**Stated problem**:
Every line that contains the word "Delivery" should be copied.
--- BEGIN Dataset rows ---
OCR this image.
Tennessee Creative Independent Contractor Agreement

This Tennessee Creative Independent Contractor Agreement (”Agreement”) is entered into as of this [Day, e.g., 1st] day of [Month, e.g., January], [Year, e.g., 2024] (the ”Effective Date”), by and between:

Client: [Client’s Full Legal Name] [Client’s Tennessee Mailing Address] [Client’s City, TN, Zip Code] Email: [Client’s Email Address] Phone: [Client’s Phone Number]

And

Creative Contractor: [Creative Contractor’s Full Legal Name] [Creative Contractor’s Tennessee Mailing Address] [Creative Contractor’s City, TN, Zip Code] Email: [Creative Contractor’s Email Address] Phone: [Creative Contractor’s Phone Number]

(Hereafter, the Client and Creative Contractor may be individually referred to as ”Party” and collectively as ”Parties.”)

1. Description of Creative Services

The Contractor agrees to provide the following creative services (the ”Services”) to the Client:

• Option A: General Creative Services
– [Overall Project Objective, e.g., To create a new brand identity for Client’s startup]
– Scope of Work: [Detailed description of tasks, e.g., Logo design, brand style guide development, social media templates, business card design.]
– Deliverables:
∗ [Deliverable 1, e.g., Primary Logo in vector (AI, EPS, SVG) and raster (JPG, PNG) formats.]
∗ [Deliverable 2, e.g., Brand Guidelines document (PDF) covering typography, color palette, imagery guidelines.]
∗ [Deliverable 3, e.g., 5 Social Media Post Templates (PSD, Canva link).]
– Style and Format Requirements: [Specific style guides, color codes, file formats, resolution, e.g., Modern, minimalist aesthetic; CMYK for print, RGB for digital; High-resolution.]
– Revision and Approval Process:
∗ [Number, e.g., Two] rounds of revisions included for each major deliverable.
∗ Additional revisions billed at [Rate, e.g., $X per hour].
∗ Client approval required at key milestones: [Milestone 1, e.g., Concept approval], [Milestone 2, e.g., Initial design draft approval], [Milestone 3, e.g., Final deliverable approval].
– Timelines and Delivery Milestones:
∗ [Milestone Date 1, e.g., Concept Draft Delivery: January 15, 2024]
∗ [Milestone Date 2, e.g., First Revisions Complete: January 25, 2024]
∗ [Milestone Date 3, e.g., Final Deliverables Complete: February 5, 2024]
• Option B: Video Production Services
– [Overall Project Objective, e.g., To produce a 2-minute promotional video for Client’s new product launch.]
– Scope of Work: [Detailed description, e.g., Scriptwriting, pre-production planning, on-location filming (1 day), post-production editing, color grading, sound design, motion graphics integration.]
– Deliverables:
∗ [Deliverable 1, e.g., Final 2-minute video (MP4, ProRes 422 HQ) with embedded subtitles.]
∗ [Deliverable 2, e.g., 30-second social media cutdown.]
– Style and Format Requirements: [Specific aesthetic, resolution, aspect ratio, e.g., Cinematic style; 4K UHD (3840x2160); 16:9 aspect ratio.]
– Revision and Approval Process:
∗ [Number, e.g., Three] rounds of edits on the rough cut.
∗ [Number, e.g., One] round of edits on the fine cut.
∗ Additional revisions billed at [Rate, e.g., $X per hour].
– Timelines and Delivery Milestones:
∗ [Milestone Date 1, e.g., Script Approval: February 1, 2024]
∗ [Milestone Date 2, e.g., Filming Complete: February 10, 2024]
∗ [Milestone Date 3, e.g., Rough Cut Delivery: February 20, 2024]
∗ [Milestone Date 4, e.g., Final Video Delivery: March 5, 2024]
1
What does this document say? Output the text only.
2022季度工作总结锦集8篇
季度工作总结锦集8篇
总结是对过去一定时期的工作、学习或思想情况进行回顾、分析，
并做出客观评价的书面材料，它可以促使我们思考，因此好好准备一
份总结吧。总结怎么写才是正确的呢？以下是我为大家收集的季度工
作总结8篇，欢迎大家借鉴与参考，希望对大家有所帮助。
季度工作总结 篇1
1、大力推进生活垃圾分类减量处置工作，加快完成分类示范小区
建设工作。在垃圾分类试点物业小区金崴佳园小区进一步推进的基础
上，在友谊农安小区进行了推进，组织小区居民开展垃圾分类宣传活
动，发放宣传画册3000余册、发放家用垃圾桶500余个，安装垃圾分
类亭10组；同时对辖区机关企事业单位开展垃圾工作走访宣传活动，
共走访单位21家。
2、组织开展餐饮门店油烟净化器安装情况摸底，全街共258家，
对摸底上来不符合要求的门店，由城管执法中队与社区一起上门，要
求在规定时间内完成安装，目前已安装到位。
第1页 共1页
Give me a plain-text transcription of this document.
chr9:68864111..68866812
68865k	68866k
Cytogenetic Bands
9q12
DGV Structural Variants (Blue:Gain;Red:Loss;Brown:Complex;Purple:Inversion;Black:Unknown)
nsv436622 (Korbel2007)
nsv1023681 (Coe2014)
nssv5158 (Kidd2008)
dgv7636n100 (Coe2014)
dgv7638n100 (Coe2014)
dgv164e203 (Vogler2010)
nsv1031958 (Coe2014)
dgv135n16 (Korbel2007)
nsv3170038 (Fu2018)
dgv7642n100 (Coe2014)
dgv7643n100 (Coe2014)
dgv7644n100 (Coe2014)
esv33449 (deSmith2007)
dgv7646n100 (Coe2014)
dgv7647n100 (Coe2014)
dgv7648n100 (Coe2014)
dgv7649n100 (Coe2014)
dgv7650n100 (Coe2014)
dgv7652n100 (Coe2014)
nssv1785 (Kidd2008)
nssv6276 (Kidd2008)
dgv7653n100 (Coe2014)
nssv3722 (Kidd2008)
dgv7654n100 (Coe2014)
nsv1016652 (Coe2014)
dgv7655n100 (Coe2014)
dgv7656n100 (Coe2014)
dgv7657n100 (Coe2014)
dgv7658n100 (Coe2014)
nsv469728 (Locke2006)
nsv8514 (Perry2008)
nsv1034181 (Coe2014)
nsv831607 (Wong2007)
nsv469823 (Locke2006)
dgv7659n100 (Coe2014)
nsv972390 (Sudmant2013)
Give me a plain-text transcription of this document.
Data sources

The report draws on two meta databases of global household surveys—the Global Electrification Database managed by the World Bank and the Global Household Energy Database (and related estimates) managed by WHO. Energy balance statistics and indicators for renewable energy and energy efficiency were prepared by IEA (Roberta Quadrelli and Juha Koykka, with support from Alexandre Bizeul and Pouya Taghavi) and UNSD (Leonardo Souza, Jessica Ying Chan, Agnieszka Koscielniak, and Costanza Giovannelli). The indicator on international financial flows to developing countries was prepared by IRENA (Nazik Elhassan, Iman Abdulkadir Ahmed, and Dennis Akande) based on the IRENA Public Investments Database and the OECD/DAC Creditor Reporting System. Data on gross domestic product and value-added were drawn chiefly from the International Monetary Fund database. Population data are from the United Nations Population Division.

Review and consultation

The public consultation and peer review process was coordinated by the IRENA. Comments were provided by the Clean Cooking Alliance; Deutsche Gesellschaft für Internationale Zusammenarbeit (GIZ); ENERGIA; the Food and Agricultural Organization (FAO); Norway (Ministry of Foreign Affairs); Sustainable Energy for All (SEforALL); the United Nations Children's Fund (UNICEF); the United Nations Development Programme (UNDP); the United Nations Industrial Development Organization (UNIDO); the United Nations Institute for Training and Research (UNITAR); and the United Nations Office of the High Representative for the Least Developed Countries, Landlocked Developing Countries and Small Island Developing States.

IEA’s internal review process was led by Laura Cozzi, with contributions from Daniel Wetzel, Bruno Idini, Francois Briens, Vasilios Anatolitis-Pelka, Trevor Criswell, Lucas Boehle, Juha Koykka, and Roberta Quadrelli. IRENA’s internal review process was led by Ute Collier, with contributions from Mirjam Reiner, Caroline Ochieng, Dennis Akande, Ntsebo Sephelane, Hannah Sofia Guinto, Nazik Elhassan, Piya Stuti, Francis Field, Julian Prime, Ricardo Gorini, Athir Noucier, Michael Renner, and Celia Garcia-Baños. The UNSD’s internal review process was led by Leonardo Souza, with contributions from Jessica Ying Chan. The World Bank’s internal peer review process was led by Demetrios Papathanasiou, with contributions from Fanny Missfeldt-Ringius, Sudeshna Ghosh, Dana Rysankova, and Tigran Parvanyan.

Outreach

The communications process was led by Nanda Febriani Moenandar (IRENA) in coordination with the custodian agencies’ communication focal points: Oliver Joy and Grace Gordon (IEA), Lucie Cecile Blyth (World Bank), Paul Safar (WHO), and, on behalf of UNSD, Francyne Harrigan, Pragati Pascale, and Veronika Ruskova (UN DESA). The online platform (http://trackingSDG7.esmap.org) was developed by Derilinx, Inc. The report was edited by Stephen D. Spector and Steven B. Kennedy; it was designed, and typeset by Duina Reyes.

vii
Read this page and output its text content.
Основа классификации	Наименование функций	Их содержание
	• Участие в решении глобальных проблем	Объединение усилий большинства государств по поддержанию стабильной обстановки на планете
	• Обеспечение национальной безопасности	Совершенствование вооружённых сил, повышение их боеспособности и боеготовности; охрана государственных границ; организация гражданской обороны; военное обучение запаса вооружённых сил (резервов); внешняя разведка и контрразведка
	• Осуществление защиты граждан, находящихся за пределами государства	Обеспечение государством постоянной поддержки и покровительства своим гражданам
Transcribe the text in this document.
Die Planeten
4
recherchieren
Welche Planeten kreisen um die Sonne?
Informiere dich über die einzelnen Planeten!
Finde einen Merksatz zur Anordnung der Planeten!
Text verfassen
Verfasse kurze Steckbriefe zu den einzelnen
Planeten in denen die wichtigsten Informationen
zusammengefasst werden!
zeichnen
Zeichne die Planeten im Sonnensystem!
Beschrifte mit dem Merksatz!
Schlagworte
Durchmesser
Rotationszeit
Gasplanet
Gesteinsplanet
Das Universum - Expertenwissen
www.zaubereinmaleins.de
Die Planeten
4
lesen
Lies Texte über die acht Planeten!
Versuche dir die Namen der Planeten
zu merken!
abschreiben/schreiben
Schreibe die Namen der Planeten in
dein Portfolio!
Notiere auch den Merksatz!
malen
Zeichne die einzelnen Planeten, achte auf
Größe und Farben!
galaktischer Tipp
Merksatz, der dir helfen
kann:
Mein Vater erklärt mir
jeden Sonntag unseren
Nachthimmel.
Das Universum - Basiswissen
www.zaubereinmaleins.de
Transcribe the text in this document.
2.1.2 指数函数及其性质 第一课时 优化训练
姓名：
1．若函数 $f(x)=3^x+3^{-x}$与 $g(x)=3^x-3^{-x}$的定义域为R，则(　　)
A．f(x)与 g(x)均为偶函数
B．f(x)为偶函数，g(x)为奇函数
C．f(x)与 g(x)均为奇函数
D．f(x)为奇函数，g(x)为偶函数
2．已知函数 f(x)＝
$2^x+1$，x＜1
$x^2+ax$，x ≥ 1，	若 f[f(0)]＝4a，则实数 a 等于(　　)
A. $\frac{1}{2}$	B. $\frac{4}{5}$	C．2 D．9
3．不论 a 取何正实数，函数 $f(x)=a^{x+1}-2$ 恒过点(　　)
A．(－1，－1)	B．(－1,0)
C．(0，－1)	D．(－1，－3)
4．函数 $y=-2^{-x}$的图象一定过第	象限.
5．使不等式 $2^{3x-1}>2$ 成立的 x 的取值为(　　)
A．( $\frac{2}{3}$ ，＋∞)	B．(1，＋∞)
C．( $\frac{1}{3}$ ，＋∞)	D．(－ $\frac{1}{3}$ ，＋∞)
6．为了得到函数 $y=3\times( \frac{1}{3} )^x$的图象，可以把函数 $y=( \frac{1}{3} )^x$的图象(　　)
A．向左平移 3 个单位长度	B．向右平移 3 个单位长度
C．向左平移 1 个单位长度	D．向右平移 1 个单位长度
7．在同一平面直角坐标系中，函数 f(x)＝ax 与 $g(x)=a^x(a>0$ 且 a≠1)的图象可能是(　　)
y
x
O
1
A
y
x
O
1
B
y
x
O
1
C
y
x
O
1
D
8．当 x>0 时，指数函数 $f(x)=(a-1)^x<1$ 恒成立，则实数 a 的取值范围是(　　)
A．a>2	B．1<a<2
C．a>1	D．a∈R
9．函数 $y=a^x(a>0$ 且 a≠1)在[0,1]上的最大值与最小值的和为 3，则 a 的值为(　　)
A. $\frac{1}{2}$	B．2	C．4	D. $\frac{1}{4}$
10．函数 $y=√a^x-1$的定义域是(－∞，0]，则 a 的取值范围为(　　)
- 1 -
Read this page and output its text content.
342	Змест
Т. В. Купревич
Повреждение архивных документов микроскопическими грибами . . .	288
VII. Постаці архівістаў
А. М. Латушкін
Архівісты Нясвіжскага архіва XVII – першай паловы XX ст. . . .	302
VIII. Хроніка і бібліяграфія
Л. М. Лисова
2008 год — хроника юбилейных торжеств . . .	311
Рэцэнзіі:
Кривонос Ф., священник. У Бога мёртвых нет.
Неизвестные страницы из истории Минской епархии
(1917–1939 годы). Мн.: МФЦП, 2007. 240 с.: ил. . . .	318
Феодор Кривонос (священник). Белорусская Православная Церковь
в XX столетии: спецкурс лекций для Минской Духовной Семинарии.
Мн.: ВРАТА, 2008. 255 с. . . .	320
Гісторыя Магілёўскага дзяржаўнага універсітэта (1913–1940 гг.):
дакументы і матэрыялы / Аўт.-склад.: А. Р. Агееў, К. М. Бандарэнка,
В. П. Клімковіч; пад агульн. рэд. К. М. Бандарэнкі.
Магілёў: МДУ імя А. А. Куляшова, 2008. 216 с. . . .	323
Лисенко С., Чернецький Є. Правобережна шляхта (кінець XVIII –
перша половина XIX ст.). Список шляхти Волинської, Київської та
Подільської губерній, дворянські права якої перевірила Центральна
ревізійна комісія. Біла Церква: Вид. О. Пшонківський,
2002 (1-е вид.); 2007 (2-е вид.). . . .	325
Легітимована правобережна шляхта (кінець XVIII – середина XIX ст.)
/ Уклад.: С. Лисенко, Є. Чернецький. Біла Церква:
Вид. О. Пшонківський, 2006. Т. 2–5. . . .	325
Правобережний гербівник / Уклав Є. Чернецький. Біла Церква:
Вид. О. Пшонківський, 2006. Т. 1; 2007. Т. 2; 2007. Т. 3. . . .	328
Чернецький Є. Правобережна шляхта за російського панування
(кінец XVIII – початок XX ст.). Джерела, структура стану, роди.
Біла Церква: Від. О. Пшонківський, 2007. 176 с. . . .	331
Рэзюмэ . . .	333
--- END Dataset rows ---
**Complete answer**:
– Timelines and Delivery Milestones:
∗ [Milestone Date 1, e.g., Concept Draft Delivery: January 15, 2024]
– Timelines and Delivery Milestones:
∗ [Milestone Date 3, e.g., Rough Cut Delivery: February 20, 2024]
∗ [Milestone Date 4, e.g., Final Video Delivery: March 5, 2024]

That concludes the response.